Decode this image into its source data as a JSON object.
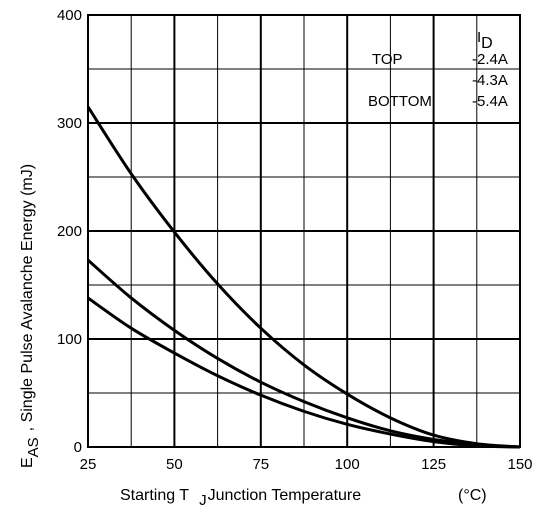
{
  "chart_data": {
    "type": "line",
    "xlabel": {
      "text": "Starting T",
      "subscript": "J",
      "suffix": "Junction Temperature",
      "unit": "(°C)"
    },
    "ylabel": {
      "symbol": "E",
      "subscript": "AS",
      "text": ", Single Pulse Avalanche Energy (mJ)"
    },
    "xlim": [
      25,
      150
    ],
    "ylim": [
      0,
      400
    ],
    "xticks": [
      25,
      50,
      75,
      100,
      125,
      150
    ],
    "yticks": [
      0,
      100,
      200,
      300,
      400
    ],
    "grid": true,
    "legend": {
      "title_symbol": "I",
      "title_subscript": "D",
      "entries": [
        {
          "position_label": "TOP",
          "value": "-2.4A"
        },
        {
          "position_label": "",
          "value": "-4.3A"
        },
        {
          "position_label": "BOTTOM",
          "value": "-5.4A"
        }
      ]
    },
    "series": [
      {
        "name": "-2.4A",
        "x": [
          25,
          37.5,
          50,
          62.5,
          75,
          87.5,
          100,
          112.5,
          125,
          137.5,
          150
        ],
        "y": [
          315,
          253,
          199,
          151,
          110,
          76,
          49,
          27,
          11,
          3,
          0
        ]
      },
      {
        "name": "-4.3A",
        "x": [
          25,
          37.5,
          50,
          62.5,
          75,
          87.5,
          100,
          112.5,
          125,
          137.5,
          150
        ],
        "y": [
          173,
          138,
          108,
          82,
          60,
          42,
          27,
          15,
          7,
          2,
          0
        ]
      },
      {
        "name": "-5.4A",
        "x": [
          25,
          37.5,
          50,
          62.5,
          75,
          87.5,
          100,
          112.5,
          125,
          137.5,
          150
        ],
        "y": [
          138,
          110,
          87,
          66,
          48,
          33,
          21,
          12,
          5,
          1,
          0
        ]
      }
    ]
  }
}
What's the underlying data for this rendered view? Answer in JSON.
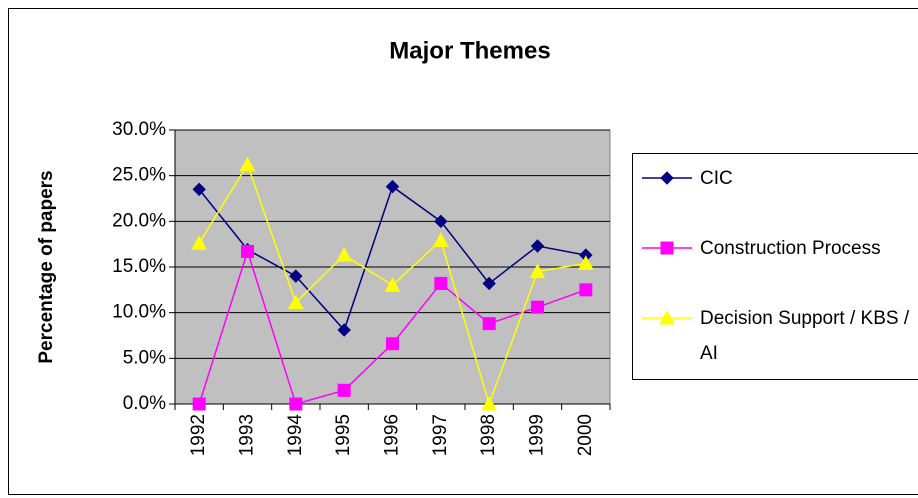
{
  "chart_data": {
    "type": "line",
    "title": "Major Themes",
    "y_label": "Percentage of papers",
    "categories": [
      "1992",
      "1993",
      "1994",
      "1995",
      "1996",
      "1997",
      "1998",
      "1999",
      "2000"
    ],
    "series": [
      {
        "name": "CIC",
        "color": "#000080",
        "marker": "diamond",
        "values": [
          23.5,
          16.9,
          14.0,
          8.1,
          23.8,
          20.0,
          13.2,
          17.3,
          16.3
        ]
      },
      {
        "name": "Construction Process",
        "color": "#ff00ff",
        "marker": "square",
        "values": [
          0,
          16.7,
          0,
          1.5,
          6.6,
          13.2,
          8.8,
          10.6,
          12.5
        ]
      },
      {
        "name": "Decision Support / KBS / AI",
        "color": "#ffff00",
        "marker": "triangle",
        "values": [
          17.6,
          26.2,
          11.1,
          16.3,
          13.0,
          17.9,
          0,
          14.5,
          15.4
        ]
      }
    ],
    "ylim": [
      0,
      30
    ],
    "yticks": [
      {
        "value": 0,
        "label": "0.0%"
      },
      {
        "value": 5,
        "label": "5.0%"
      },
      {
        "value": 10,
        "label": "10.0%"
      },
      {
        "value": 15,
        "label": "15.0%"
      },
      {
        "value": 20,
        "label": "20.0%"
      },
      {
        "value": 25,
        "label": "25.0%"
      },
      {
        "value": 30,
        "label": "30.0%"
      }
    ],
    "grid": true,
    "legend": "right"
  }
}
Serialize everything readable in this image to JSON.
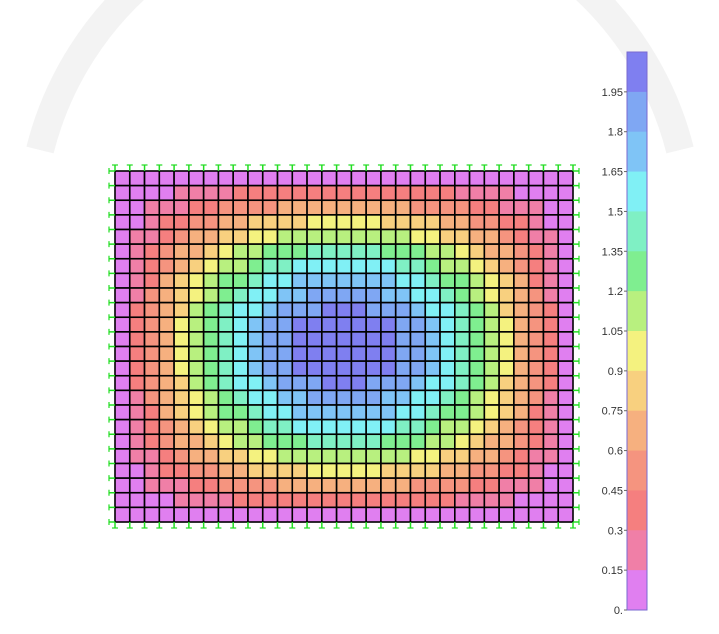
{
  "chart_data": {
    "type": "heatmap",
    "title": "",
    "legend": {
      "placement": "right",
      "tick_labels": [
        "1.95",
        "1.8",
        "1.65",
        "1.5",
        "1.35",
        "1.2",
        "1.05",
        "0.9",
        "0.75",
        "0.6",
        "0.45",
        "0.3",
        "0.15",
        "0."
      ],
      "band_colors": [
        "#7f7ff0",
        "#7fa7f3",
        "#7fc4f6",
        "#80f0f5",
        "#7ff0c4",
        "#7fee90",
        "#b8f07f",
        "#f4f27f",
        "#f8d07f",
        "#f6b07f",
        "#f5947f",
        "#f57f7f",
        "#f07fa7",
        "#e07ff0"
      ]
    },
    "field": {
      "columns": 31,
      "rows": 24,
      "min_value": 0.0,
      "max_value": 2.0,
      "peak_location": "center",
      "description_value_at_edges": 0.0
    },
    "colors": {
      "mesh_lines": "#000000",
      "supports": "#22dd22"
    }
  }
}
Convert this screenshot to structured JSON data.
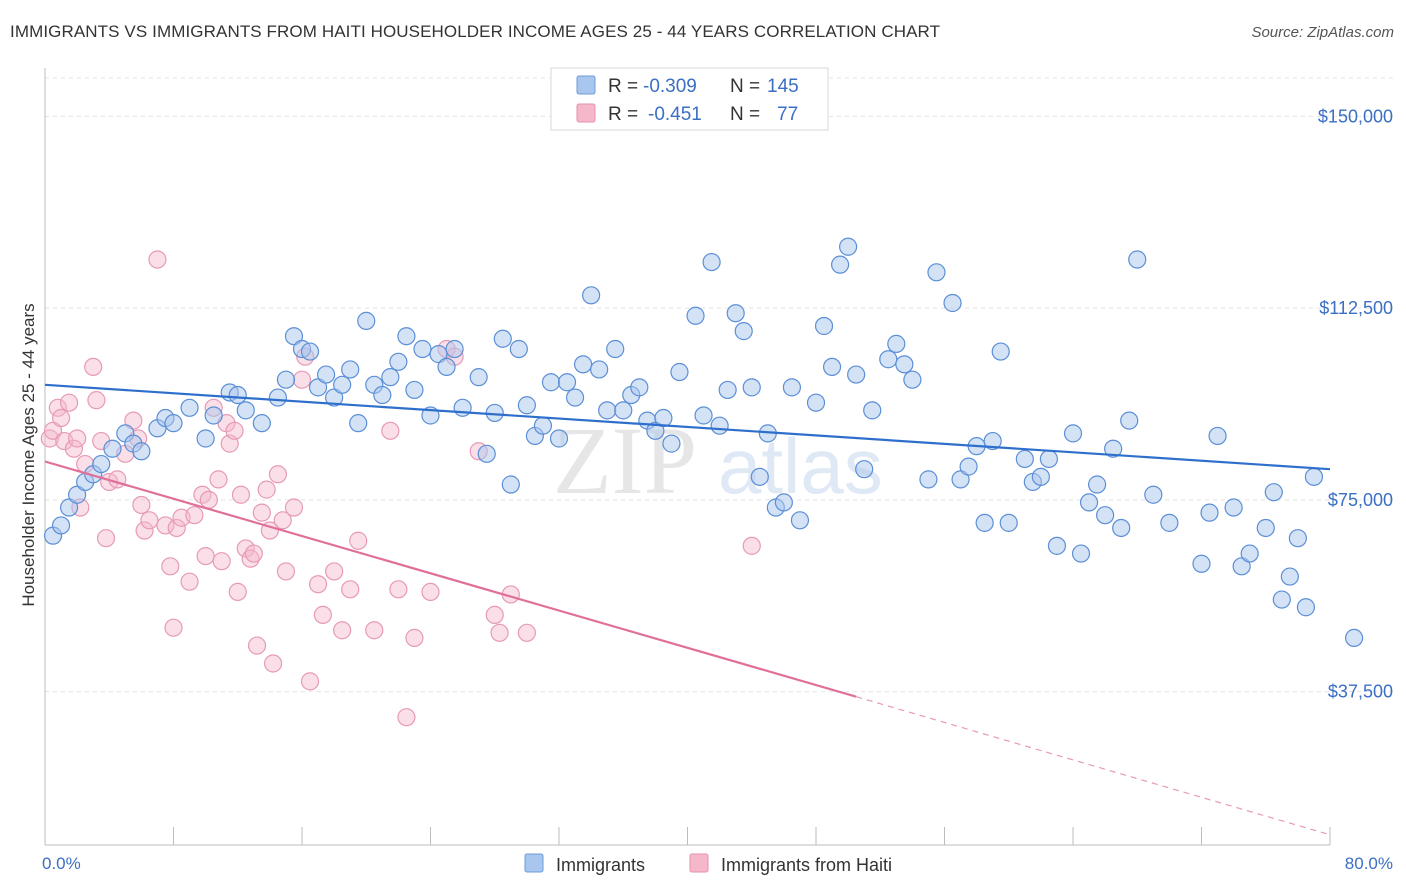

★ ★ ★ ★ ★ ★ ★

Exercise details>
Each entry above is to be written out again unchanged, apart from the pictures, which are left out.

Written solution>
Decode this image into its source data as a JSON object.
{
  "chart_data": {
    "type": "line",
    "xlabel": {
      "text": "Starting T",
      "subscript": "J",
      "suffix": "Junction Temperature",
      "unit": "(°C)"
    },
    "ylabel": {
      "symbol": "E",
      "subscript": "AS",
      "text": ", Single Pulse Avalanche Energy (mJ)"
    },
    "xlim": [
      25,
      150
    ],
    "ylim": [
      0,
      400
    ],
    "xticks": [
      25,
      50,
      75,
      100,
      125,
      150
    ],
    "yticks": [
      0,
      100,
      200,
      300,
      400
    ],
    "grid": true,
    "legend": {
      "title_symbol": "I",
      "title_subscript": "D",
      "entries": [
        {
          "position_label": "TOP",
          "value": "-2.4A"
        },
        {
          "position_label": "",
          "value": "-4.3A"
        },
        {
          "position_label": "BOTTOM",
          "value": "-5.4A"
        }
      ]
    },
    "series": [
      {
        "name": "-2.4A",
        "x": [
          25,
          37.5,
          50,
          62.5,
          75,
          87.5,
          100,
          112.5,
          125,
          137.5,
          150
        ],
        "y": [
          315,
          253,
          199,
          151,
          110,
          76,
          49,
          27,
          11,
          3,
          0
        ]
      },
      {
        "name": "-4.3A",
        "x": [
          25,
          37.5,
          50,
          62.5,
          75,
          87.5,
          100,
          112.5,
          125,
          137.5,
          150
        ],
        "y": [
          173,
          138,
          108,
          82,
          60,
          42,
          27,
          15,
          7,
          2,
          0
        ]
      },
      {
        "name": "-5.4A",
        "x": [
          25,
          37.5,
          50,
          62.5,
          75,
          87.5,
          100,
          112.5,
          125,
          137.5,
          150
        ],
        "y": [
          138,
          110,
          87,
          66,
          48,
          33,
          21,
          12,
          5,
          1,
          0
        ]
      }
    ]
  }
}
What's the underlying data for this rendered view? Answer in JSON.
{
  "chart_data": {
    "type": "line",
    "title": "Major Themes",
    "y_label": "Percentage of papers",
    "categories": [
      "1992",
      "1993",
      "1994",
      "1995",
      "1996",
      "1997",
      "1998",
      "1999",
      "2000"
    ],
    "series": [
      {
        "name": "CIC",
        "color": "#000080",
        "marker": "diamond",
        "values": [
          23.5,
          16.9,
          14.0,
          8.1,
          23.8,
          20.0,
          13.2,
          17.3,
          16.3
        ]
      },
      {
        "name": "Construction Process",
        "color": "#ff00ff",
        "marker": "square",
        "values": [
          0,
          16.7,
          0,
          1.5,
          6.6,
          13.2,
          8.8,
          10.6,
          12.5
        ]
      },
      {
        "name": "Decision Support / KBS / AI",
        "color": "#ffff00",
        "marker": "triangle",
        "values": [
          17.6,
          26.2,
          11.1,
          16.3,
          13.0,
          17.9,
          0,
          14.5,
          15.4
        ]
      }
    ],
    "ylim": [
      0,
      30
    ],
    "yticks": [
      {
        "value": 0,
        "label": "0.0%"
      },
      {
        "value": 5,
        "label": "5.0%"
      },
      {
        "value": 10,
        "label": "10.0%"
      },
      {
        "value": 15,
        "label": "15.0%"
      },
      {
        "value": 20,
        "label": "20.0%"
      },
      {
        "value": 25,
        "label": "25.0%"
      },
      {
        "value": 30,
        "label": "30.0%"
      }
    ],
    "grid": true,
    "legend": "right"
  }
}
Serialize everything readable in this image to JSON.
{
  "chart_data": {
    "type": "heatmap",
    "title": "",
    "legend": {
      "placement": "right",
      "tick_labels": [
        "1.95",
        "1.8",
        "1.65",
        "1.5",
        "1.35",
        "1.2",
        "1.05",
        "0.9",
        "0.75",
        "0.6",
        "0.45",
        "0.3",
        "0.15",
        "0."
      ],
      "band_colors": [
        "#7f7ff0",
        "#7fa7f3",
        "#7fc4f6",
        "#80f0f5",
        "#7ff0c4",
        "#7fee90",
        "#b8f07f",
        "#f4f27f",
        "#f8d07f",
        "#f6b07f",
        "#f5947f",
        "#f57f7f",
        "#f07fa7",
        "#e07ff0"
      ]
    },
    "field": {
      "columns": 31,
      "rows": 24,
      "min_value": 0.0,
      "max_value": 2.0,
      "peak_location": "center",
      "description_value_at_edges": 0.0
    },
    "colors": {
      "mesh_lines": "#000000",
      "supports": "#22dd22"
    }
  }
}
Convert this screenshot to structured JSON data.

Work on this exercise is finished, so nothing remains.